▸ **Set problem**
Copy out the entries exactly, from the first line to the last.

+++ Dataset entries

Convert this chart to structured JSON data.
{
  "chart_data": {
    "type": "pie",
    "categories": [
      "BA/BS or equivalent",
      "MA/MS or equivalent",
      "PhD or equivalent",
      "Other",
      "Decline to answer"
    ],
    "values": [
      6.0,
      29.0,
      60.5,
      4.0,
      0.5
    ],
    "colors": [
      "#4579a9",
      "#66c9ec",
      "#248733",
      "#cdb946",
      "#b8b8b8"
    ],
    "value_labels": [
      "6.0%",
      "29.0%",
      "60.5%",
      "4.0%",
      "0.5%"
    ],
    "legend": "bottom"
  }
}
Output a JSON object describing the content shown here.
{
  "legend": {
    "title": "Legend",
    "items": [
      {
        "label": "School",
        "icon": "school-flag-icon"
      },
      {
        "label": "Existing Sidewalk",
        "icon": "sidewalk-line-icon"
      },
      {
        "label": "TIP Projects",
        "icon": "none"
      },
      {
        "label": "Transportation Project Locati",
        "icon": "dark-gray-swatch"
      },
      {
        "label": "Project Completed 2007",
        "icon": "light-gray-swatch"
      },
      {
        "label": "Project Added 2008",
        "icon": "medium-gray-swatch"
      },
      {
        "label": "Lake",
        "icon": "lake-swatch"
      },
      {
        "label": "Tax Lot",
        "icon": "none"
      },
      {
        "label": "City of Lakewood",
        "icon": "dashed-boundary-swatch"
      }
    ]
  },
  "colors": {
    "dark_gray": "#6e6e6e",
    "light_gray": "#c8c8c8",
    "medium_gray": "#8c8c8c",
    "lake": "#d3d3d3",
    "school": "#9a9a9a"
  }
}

++++++

▸ **Output of the exercise**
Convert this chart to structured JSON data.
{
  "chart_data": {
    "type": "pie",
    "categories": [
      "BA/BS or equivalent",
      "MA/MS or equivalent",
      "PhD or equivalent",
      "Other",
      "Decline to answer"
    ],
    "values": [
      6.0,
      29.0,
      60.5,
      4.0,
      0.5
    ],
    "colors": [
      "#4579a9",
      "#66c9ec",
      "#248733",
      "#cdb946",
      "#b8b8b8"
    ],
    "value_labels": [
      "6.0%",
      "29.0%",
      "60.5%",
      "4.0%",
      "0.5%"
    ],
    "legend": "bottom"
  }
}
Output a JSON object describing the content shown here.
{
  "legend": {
    "title": "Legend",
    "items": [
      {
        "label": "School",
        "icon": "school-flag-icon"
      },
      {
        "label": "Existing Sidewalk",
        "icon": "sidewalk-line-icon"
      },
      {
        "label": "TIP Projects",
        "icon": "none"
      },
      {
        "label": "Transportation Project Locati",
        "icon": "dark-gray-swatch"
      },
      {
        "label": "Project Completed 2007",
        "icon": "light-gray-swatch"
      },
      {
        "label": "Project Added 2008",
        "icon": "medium-gray-swatch"
      },
      {
        "label": "Lake",
        "icon": "lake-swatch"
      },
      {
        "label": "Tax Lot",
        "icon": "none"
      },
      {
        "label": "City of Lakewood",
        "icon": "dashed-boundary-swatch"
      }
    ]
  },
  "colors": {
    "dark_gray": "#6e6e6e",
    "light_gray": "#c8c8c8",
    "medium_gray": "#8c8c8c",
    "lake": "#d3d3d3",
    "school": "#9a9a9a"
  }
}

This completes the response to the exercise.